_Your task_
Find each line containing the string "IOPS" and return it.

_Material supplied_
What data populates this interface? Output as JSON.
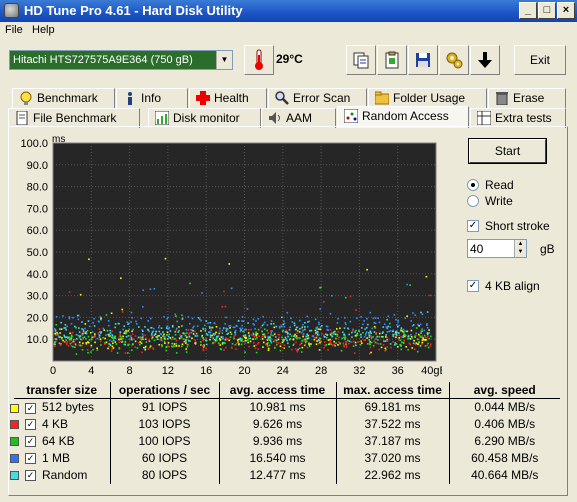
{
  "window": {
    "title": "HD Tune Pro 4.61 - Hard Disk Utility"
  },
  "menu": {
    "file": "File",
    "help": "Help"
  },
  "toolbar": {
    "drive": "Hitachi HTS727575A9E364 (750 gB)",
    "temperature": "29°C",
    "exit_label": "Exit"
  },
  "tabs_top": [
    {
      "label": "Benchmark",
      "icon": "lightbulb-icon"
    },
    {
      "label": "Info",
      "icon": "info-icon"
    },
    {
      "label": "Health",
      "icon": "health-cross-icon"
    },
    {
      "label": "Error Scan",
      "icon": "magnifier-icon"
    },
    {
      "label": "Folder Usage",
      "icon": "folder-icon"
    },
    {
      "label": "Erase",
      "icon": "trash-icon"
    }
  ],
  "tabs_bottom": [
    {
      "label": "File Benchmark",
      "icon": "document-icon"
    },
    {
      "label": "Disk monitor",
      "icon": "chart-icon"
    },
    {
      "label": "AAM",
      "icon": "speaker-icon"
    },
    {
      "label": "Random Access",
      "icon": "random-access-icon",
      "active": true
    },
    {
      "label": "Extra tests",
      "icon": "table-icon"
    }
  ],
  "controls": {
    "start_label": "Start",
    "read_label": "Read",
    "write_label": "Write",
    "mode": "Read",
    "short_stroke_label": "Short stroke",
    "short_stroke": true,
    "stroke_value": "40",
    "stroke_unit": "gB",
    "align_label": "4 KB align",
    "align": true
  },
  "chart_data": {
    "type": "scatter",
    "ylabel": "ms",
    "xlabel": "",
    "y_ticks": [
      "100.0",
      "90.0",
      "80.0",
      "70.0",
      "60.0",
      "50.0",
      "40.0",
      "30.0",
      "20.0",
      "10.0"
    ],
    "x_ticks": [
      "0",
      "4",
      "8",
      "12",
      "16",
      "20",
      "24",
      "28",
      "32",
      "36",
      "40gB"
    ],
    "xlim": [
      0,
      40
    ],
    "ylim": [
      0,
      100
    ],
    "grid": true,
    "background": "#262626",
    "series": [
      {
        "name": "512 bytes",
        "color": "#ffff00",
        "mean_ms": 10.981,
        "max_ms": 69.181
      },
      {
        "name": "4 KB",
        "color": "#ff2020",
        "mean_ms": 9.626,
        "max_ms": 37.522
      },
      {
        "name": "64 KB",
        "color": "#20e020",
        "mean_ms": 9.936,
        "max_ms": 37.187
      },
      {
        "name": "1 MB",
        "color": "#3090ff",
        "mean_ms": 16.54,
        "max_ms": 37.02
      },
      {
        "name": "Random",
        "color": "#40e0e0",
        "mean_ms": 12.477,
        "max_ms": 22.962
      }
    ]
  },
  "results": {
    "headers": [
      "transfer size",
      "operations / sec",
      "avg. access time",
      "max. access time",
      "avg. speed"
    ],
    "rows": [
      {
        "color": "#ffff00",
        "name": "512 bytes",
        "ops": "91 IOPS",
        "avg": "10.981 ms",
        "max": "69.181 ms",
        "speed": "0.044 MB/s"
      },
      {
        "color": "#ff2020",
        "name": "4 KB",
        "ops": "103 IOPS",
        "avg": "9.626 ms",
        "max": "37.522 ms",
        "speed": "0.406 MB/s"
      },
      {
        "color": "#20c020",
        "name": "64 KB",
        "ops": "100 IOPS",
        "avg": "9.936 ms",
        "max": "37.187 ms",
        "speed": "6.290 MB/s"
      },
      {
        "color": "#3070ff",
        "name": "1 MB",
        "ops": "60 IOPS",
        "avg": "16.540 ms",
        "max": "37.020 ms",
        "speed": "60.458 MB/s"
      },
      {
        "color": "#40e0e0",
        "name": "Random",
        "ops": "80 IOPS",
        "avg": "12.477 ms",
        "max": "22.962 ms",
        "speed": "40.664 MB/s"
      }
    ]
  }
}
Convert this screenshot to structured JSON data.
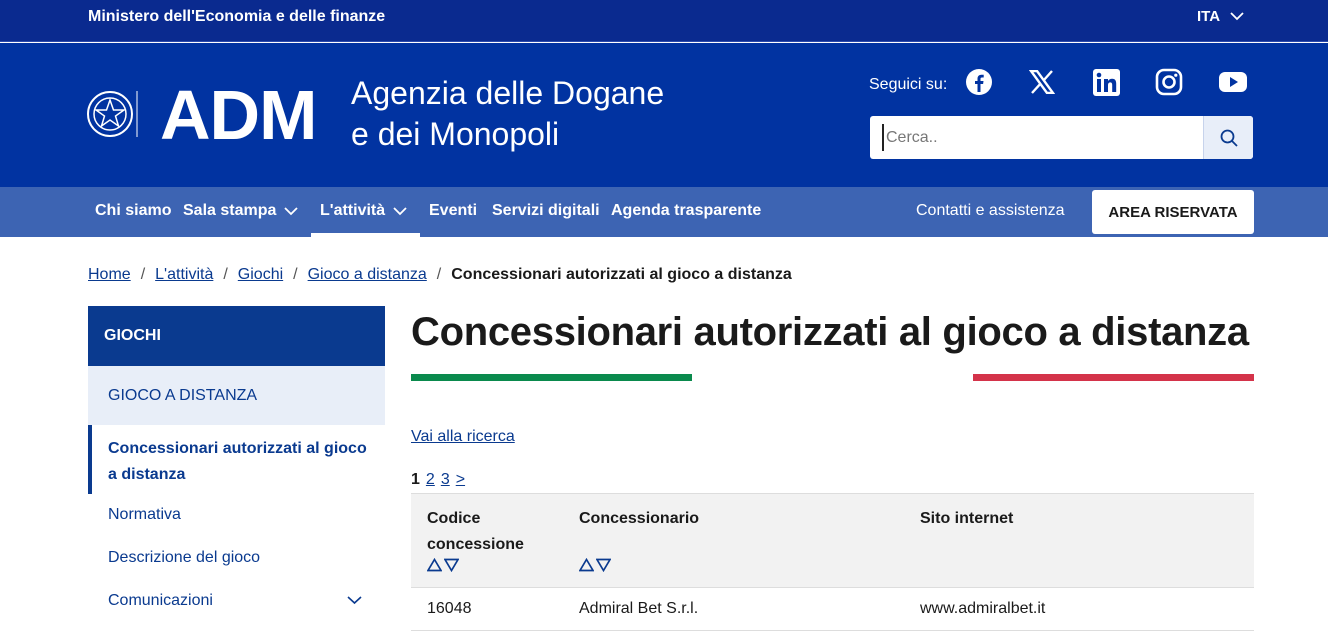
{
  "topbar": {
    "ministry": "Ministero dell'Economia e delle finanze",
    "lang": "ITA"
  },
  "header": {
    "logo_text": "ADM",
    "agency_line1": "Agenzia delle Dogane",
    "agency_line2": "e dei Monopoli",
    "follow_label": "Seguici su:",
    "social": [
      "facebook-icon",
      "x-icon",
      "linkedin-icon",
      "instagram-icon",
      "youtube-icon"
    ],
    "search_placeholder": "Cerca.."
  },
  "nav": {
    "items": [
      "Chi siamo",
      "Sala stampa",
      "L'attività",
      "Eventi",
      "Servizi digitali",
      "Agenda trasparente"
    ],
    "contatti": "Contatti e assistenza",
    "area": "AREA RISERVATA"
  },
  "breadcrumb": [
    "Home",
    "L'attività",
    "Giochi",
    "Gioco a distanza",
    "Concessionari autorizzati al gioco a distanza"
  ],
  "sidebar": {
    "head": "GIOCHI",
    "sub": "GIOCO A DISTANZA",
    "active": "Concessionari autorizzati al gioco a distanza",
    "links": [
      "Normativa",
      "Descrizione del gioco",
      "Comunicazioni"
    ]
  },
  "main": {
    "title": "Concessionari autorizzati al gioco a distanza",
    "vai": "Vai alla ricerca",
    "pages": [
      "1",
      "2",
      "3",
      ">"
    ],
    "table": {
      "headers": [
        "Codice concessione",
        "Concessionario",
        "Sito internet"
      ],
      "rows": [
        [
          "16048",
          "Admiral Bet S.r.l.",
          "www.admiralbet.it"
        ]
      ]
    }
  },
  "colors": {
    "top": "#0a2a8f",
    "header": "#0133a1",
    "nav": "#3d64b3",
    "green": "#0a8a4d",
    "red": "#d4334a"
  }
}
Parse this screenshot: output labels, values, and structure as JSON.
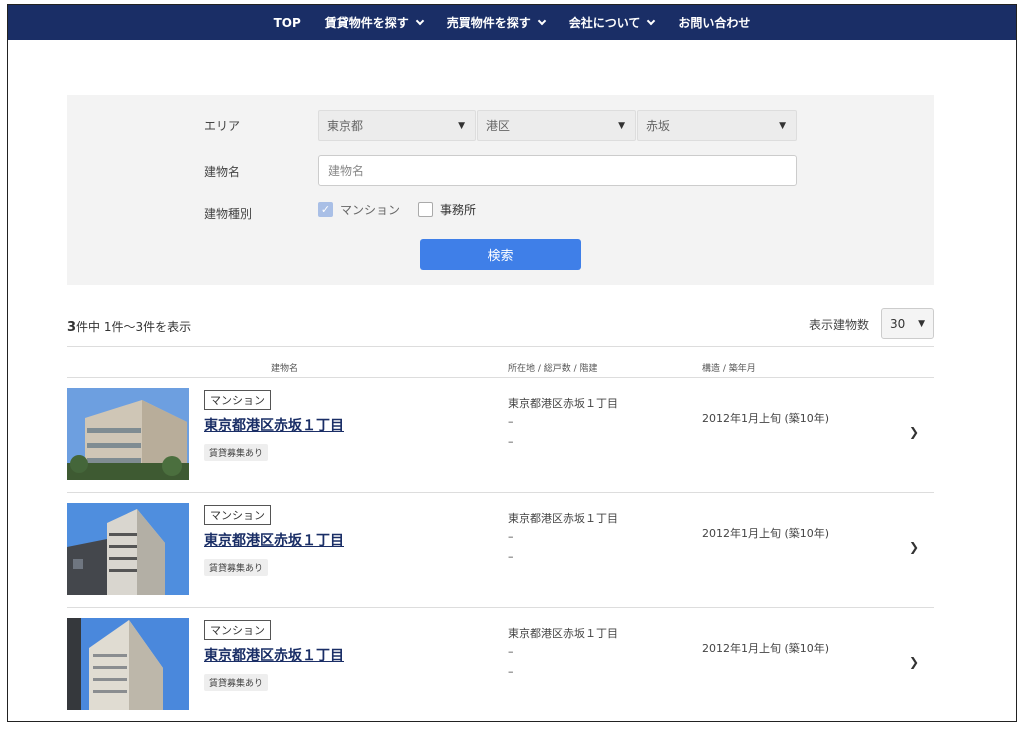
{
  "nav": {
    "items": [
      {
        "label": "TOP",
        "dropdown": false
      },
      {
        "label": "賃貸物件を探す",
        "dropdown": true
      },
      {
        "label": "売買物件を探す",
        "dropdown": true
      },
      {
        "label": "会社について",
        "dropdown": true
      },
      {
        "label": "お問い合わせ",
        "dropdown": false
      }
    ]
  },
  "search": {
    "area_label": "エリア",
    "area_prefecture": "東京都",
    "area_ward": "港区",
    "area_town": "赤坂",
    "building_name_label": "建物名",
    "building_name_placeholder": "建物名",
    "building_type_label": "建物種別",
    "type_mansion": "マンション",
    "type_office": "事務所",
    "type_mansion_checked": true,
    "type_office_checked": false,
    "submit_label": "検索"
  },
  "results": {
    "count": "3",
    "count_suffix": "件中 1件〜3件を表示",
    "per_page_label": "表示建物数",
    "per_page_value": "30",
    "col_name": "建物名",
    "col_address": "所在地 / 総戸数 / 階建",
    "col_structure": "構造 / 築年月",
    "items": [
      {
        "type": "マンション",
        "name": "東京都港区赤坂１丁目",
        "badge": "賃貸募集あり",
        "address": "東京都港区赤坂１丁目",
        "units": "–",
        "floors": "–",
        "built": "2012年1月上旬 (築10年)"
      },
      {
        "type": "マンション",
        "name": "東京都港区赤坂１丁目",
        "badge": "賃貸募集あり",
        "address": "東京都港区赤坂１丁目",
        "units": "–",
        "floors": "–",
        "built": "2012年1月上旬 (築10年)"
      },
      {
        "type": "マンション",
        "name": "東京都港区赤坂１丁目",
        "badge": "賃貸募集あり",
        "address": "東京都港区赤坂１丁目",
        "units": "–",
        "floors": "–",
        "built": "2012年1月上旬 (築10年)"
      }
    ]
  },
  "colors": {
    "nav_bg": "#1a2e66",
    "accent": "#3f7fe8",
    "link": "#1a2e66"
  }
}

_Output of the task_
        "ops": "91 IOPS",
        "ops": "103 IOPS",
        "ops": "100 IOPS",
        "ops": "60 IOPS",
        "ops": "80 IOPS",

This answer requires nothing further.